▶ Your goal: From the entries that follow, list every line in which the string "Narzędzia" appears.

[Data entries]
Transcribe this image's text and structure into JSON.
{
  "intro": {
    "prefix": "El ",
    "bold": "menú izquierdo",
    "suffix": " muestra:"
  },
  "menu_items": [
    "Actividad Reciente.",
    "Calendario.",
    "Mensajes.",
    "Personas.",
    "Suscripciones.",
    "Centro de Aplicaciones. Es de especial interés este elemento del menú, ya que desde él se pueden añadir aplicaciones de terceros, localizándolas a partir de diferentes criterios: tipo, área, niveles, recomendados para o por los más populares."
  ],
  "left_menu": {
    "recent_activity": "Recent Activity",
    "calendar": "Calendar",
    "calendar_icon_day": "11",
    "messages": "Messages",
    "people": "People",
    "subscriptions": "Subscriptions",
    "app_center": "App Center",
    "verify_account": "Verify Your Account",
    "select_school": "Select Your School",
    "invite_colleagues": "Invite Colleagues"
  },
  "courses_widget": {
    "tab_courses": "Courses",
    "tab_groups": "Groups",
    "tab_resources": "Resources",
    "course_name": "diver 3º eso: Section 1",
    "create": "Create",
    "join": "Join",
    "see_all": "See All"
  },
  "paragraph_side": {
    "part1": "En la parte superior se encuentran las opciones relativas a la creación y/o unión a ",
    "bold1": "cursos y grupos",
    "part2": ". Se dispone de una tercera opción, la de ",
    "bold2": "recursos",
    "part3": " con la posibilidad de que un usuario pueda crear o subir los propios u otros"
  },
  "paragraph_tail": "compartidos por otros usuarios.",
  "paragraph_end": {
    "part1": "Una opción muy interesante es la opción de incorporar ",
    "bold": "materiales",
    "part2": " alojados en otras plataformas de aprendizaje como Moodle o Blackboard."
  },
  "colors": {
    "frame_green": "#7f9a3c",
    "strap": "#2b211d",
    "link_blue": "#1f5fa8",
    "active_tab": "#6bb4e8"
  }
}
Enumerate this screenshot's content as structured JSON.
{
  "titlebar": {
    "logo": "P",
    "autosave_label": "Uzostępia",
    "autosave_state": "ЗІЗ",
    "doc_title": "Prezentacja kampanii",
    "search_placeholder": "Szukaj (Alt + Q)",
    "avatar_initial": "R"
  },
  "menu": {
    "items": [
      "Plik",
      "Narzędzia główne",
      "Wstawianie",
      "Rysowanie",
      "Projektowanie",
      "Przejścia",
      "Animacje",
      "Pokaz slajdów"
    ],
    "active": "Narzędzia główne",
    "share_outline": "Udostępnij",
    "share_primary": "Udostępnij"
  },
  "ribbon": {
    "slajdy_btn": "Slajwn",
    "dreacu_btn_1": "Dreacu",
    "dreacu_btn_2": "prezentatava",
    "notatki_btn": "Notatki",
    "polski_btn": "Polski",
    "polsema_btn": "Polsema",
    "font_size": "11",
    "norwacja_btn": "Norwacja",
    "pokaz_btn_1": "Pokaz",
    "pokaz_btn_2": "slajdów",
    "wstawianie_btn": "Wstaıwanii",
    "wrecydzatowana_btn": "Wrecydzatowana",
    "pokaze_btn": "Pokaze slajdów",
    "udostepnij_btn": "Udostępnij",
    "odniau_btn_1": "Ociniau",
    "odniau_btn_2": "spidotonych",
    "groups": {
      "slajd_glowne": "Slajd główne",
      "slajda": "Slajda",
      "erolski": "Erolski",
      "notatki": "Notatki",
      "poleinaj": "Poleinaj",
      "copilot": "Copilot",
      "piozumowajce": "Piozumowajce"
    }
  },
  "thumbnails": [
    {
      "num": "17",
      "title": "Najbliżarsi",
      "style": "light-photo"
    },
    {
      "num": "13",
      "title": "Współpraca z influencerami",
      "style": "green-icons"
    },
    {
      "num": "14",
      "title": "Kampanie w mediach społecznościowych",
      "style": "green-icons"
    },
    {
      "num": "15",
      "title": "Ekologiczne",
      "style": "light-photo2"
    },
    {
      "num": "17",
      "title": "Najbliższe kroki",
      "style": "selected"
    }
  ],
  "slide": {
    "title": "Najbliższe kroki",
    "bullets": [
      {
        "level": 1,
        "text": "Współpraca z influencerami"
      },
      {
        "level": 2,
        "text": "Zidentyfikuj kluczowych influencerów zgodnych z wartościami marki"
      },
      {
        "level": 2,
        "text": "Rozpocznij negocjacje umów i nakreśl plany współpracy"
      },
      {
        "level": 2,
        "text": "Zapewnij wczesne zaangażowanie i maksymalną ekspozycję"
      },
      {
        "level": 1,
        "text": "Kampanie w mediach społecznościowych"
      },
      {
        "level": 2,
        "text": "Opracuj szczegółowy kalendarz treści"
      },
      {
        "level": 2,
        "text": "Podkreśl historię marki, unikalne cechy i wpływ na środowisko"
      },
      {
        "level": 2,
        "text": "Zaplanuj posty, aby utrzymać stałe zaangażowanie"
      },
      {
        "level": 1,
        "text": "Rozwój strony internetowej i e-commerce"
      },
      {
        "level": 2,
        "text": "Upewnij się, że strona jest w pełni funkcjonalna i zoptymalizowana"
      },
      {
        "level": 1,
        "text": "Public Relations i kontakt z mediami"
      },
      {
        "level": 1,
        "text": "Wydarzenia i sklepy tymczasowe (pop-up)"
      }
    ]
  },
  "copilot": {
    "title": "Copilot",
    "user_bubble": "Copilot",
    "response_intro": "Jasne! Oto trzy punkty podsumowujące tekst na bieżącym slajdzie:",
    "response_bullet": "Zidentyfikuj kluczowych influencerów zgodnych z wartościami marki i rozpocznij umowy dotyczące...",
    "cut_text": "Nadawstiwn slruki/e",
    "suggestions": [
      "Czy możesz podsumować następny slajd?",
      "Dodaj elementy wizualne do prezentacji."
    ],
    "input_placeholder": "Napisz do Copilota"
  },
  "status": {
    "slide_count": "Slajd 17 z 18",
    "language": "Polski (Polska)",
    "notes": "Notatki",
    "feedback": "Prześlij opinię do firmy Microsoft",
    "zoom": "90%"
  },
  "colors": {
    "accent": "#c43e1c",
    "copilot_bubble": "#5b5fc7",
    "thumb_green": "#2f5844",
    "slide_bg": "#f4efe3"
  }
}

---

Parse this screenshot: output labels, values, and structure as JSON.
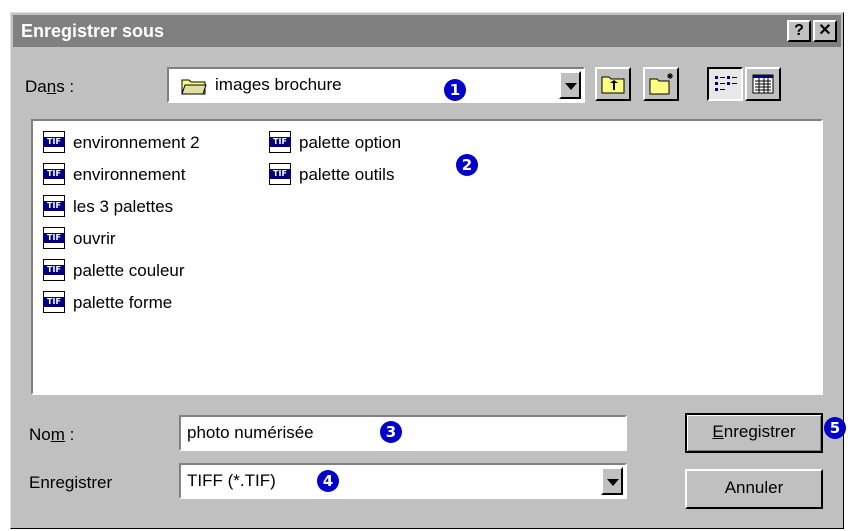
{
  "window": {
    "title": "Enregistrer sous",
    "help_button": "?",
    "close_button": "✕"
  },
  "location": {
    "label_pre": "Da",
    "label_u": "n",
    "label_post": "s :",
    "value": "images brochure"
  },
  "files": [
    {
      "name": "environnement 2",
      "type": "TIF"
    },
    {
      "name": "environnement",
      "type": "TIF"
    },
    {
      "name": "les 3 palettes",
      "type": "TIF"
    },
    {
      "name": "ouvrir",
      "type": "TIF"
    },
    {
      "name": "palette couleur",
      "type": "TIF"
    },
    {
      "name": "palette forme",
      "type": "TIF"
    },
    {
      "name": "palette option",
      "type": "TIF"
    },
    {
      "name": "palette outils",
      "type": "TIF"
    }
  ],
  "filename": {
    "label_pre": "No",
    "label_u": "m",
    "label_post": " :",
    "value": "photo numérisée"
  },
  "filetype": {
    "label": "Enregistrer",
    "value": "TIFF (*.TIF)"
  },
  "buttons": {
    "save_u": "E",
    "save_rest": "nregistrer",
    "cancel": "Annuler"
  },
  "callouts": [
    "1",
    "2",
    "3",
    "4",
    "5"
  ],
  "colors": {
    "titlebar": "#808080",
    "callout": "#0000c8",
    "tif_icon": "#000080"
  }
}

--

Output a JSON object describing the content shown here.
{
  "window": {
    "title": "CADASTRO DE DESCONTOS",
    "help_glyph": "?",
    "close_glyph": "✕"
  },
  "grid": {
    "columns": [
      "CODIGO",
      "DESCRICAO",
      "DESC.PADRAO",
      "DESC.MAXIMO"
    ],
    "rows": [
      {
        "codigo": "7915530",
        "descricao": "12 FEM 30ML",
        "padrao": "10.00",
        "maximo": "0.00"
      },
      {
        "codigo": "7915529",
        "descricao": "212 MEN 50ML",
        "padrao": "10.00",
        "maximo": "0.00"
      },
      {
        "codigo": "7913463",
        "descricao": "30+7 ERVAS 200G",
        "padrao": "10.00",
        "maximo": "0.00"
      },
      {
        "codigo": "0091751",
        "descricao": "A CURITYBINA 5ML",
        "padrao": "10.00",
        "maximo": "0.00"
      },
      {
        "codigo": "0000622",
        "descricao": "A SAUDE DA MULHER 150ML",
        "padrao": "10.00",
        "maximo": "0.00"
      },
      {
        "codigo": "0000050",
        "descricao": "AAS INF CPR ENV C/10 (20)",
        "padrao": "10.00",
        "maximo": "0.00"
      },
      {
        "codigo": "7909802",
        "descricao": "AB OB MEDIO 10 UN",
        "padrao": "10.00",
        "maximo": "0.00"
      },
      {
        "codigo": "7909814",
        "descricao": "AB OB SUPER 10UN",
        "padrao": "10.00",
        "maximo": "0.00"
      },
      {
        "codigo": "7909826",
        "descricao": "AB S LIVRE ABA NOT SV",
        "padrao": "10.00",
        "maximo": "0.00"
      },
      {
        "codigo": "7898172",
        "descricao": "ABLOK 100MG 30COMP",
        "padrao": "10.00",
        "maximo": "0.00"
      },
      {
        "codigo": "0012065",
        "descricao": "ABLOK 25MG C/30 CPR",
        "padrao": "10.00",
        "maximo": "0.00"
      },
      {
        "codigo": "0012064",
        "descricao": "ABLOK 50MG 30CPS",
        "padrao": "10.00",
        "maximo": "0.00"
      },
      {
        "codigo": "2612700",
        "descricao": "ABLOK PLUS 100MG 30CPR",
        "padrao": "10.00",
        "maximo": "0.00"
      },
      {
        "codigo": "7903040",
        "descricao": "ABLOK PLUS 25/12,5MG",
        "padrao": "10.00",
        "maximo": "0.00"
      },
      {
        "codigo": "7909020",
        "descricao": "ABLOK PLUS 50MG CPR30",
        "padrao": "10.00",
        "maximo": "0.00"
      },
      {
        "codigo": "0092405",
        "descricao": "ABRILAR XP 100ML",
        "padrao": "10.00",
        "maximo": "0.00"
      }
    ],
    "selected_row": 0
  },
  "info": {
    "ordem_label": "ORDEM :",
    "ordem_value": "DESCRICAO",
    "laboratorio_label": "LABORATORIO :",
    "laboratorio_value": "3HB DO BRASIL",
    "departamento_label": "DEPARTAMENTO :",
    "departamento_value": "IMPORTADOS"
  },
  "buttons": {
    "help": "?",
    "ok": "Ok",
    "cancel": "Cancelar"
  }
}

▶ Response to the task:
      "Narzędzia główne",
    "active": "Narzędzia główne",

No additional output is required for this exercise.